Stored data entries
━━━━━━
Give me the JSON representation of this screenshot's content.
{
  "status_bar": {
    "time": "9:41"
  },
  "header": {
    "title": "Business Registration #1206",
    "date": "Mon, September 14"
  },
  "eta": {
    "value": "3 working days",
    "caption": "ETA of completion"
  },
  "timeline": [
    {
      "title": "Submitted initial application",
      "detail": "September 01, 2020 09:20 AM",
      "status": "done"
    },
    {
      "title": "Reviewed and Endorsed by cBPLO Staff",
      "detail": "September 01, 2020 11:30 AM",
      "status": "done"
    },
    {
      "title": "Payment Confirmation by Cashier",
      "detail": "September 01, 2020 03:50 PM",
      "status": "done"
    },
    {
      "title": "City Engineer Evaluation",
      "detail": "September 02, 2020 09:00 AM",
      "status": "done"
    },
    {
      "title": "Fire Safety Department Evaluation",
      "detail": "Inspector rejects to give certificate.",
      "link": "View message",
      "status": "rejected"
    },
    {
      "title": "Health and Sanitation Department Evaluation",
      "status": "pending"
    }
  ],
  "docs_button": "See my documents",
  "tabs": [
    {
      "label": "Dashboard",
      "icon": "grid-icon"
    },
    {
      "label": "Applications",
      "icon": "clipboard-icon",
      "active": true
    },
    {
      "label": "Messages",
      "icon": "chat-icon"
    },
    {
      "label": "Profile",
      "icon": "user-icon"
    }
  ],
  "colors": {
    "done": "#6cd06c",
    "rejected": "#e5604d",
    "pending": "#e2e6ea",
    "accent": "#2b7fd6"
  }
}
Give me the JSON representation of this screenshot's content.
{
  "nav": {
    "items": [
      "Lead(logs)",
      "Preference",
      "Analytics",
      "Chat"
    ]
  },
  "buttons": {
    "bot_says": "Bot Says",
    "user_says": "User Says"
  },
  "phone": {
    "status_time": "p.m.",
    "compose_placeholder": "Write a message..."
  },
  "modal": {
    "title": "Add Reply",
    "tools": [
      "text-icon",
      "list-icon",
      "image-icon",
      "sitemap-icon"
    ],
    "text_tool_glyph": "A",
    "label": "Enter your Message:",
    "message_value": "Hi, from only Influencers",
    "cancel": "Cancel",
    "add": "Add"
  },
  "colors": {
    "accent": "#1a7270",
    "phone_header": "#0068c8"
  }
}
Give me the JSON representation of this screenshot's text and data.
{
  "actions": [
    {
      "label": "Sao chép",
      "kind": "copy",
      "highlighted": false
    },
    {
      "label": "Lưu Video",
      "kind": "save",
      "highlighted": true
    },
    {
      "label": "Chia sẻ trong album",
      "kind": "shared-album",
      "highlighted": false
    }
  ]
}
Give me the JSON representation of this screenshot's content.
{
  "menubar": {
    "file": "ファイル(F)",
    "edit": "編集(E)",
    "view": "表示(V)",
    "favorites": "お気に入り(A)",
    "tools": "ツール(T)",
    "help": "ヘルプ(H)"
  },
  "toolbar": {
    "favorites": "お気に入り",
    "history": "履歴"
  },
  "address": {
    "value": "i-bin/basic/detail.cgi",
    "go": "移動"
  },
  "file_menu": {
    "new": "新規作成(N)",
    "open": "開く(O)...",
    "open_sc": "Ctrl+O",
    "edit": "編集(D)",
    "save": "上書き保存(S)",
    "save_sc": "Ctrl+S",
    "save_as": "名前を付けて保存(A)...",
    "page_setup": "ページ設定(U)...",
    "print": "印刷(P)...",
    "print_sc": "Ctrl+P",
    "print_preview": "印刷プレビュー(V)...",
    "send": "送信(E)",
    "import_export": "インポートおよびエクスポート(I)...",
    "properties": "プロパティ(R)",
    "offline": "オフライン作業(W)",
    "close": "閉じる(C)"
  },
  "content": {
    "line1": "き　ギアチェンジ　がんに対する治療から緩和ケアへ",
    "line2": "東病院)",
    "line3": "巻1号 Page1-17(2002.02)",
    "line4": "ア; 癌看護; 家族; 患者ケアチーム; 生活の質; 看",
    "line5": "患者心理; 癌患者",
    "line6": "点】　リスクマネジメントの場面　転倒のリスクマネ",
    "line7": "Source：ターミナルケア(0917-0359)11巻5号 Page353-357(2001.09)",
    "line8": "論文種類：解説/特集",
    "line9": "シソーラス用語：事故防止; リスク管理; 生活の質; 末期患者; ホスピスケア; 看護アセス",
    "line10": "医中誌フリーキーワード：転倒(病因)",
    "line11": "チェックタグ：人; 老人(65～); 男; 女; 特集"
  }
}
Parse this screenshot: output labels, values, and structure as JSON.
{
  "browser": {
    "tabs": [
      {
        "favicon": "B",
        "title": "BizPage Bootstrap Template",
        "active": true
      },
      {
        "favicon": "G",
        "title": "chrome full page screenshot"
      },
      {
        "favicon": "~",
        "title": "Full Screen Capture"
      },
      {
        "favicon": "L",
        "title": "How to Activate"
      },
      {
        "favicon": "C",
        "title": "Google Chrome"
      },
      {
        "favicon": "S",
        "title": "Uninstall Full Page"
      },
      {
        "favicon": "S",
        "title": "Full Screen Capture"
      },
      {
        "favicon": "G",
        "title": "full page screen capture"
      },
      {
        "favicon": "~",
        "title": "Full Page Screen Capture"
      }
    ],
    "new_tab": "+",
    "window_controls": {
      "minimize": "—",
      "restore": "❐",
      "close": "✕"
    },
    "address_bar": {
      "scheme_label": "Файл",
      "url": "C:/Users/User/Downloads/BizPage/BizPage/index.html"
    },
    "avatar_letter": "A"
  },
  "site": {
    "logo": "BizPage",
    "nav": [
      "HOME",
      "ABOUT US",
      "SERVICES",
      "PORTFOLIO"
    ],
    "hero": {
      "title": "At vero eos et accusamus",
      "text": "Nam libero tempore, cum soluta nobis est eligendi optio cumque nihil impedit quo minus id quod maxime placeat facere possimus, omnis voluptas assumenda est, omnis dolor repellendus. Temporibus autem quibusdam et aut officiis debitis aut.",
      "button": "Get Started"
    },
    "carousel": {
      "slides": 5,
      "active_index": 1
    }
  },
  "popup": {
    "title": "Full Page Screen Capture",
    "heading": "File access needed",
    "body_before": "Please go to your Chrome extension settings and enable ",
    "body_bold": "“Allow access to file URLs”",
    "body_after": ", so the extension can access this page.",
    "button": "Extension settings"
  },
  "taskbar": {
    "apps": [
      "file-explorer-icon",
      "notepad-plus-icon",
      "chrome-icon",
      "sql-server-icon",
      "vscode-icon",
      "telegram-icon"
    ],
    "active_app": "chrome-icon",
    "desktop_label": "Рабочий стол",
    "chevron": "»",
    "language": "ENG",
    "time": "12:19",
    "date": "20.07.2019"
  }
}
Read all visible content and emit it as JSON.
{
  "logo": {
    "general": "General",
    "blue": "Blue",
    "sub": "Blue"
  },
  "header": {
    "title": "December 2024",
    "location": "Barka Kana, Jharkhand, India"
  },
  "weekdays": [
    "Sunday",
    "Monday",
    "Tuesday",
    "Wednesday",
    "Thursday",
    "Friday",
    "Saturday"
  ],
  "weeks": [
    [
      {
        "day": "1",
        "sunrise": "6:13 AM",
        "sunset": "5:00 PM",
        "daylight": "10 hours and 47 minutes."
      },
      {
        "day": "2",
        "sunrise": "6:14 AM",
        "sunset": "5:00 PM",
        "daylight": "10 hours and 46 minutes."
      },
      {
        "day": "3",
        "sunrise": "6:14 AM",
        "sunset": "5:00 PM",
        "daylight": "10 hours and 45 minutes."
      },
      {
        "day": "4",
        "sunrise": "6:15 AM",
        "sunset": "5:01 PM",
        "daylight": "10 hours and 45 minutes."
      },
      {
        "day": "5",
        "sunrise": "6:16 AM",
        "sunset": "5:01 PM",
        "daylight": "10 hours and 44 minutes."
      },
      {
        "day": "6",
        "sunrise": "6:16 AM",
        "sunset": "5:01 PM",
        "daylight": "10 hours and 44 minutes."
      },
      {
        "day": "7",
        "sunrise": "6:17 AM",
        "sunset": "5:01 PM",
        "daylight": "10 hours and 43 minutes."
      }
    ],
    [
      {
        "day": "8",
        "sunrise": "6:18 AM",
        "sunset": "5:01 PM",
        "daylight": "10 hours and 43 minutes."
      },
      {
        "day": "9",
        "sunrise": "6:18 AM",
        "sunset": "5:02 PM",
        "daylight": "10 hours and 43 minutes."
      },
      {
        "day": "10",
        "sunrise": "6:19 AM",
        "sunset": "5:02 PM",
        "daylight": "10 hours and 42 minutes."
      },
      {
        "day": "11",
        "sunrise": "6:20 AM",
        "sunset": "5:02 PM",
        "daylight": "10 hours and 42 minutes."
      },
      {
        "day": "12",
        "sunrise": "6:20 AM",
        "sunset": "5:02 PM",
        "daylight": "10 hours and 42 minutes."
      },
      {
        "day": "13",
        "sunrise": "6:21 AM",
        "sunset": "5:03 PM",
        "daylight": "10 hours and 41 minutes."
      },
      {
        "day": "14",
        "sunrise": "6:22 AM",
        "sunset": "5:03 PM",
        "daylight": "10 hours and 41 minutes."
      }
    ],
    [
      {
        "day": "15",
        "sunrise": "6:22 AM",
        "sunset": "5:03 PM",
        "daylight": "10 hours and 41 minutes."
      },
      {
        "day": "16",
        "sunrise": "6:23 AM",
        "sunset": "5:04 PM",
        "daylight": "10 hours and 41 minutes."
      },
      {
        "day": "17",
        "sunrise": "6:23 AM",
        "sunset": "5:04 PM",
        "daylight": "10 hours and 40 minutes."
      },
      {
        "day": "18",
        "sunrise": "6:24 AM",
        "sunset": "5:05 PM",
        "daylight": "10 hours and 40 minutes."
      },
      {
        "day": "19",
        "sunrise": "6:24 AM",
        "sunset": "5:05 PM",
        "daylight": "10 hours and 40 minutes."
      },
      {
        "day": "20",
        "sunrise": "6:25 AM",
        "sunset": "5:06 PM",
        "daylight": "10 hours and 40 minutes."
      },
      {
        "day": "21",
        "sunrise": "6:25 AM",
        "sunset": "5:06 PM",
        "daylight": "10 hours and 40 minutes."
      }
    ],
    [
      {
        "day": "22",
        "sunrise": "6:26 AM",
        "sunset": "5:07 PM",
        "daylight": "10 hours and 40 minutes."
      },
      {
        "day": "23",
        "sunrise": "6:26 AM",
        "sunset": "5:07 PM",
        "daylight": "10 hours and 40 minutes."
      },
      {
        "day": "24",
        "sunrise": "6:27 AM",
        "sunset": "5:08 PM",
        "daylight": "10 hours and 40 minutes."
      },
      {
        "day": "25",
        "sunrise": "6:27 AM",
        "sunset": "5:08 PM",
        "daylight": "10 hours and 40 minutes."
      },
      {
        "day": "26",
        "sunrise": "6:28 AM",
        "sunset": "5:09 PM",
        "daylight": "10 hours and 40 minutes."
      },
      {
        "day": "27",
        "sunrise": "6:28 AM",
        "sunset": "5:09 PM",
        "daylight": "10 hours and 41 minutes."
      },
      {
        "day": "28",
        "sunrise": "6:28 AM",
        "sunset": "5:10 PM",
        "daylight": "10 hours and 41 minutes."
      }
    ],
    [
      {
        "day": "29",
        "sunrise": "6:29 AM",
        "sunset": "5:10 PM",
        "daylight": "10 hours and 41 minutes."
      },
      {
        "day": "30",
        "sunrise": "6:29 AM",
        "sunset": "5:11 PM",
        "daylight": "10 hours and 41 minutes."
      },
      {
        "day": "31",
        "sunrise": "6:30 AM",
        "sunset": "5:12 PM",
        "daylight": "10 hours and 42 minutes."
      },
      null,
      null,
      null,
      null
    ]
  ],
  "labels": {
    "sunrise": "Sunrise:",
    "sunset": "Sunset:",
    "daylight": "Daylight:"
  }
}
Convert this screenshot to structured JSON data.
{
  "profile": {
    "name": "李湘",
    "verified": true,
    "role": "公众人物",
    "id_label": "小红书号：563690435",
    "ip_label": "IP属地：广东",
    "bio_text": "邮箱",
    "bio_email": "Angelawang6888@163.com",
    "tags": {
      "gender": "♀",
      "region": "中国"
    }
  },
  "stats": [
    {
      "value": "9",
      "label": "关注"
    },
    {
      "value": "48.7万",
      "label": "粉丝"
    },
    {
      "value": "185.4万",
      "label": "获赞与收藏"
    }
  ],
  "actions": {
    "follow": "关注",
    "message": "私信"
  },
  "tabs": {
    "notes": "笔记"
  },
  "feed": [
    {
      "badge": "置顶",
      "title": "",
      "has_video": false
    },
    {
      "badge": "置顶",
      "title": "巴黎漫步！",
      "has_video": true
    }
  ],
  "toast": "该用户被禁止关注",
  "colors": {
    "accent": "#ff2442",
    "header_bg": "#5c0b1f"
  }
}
━━━━━━
EXERCISE BRIEF:
Using the records above, please retype only the run of lines from the line holding "Convert this screenshot" through the last line, both ends included.

SOLUTION:
Convert this screenshot to structured JSON data.
{
  "profile": {
    "name": "李湘",
    "verified": true,
    "role": "公众人物",
    "id_label": "小红书号：563690435",
    "ip_label": "IP属地：广东",
    "bio_text": "邮箱",
    "bio_email": "Angelawang6888@163.com",
    "tags": {
      "gender": "♀",
      "region": "中国"
    }
  },
  "stats": [
    {
      "value": "9",
      "label": "关注"
    },
    {
      "value": "48.7万",
      "label": "粉丝"
    },
    {
      "value": "185.4万",
      "label": "获赞与收藏"
    }
  ],
  "actions": {
    "follow": "关注",
    "message": "私信"
  },
  "tabs": {
    "notes": "笔记"
  },
  "feed": [
    {
      "badge": "置顶",
      "title": "",
      "has_video": false
    },
    {
      "badge": "置顶",
      "title": "巴黎漫步！",
      "has_video": true
    }
  ],
  "toast": "该用户被禁止关注",
  "colors": {
    "accent": "#ff2442",
    "header_bg": "#5c0b1f"
  }
}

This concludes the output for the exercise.